In the following material, identify every line holding the string "sleep" and return it.

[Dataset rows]
-=-=-=-=-
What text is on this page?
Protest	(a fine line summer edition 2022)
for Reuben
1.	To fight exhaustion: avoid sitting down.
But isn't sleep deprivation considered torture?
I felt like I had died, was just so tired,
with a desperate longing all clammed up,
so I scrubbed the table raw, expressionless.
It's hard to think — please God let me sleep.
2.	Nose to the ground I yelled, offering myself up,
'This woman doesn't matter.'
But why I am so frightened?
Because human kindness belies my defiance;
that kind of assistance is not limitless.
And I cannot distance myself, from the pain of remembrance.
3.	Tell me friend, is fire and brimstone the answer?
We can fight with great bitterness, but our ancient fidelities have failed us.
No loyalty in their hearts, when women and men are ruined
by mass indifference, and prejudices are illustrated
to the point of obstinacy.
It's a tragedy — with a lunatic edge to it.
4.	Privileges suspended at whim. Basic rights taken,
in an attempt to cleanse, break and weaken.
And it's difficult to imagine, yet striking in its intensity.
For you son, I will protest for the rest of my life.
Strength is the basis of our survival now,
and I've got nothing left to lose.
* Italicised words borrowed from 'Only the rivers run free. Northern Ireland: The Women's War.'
-=-=-=-=-
• **SOLUTION TO THIS TASK**:
But isn't sleep deprivation considered torture?
It's hard to think — please God let me sleep.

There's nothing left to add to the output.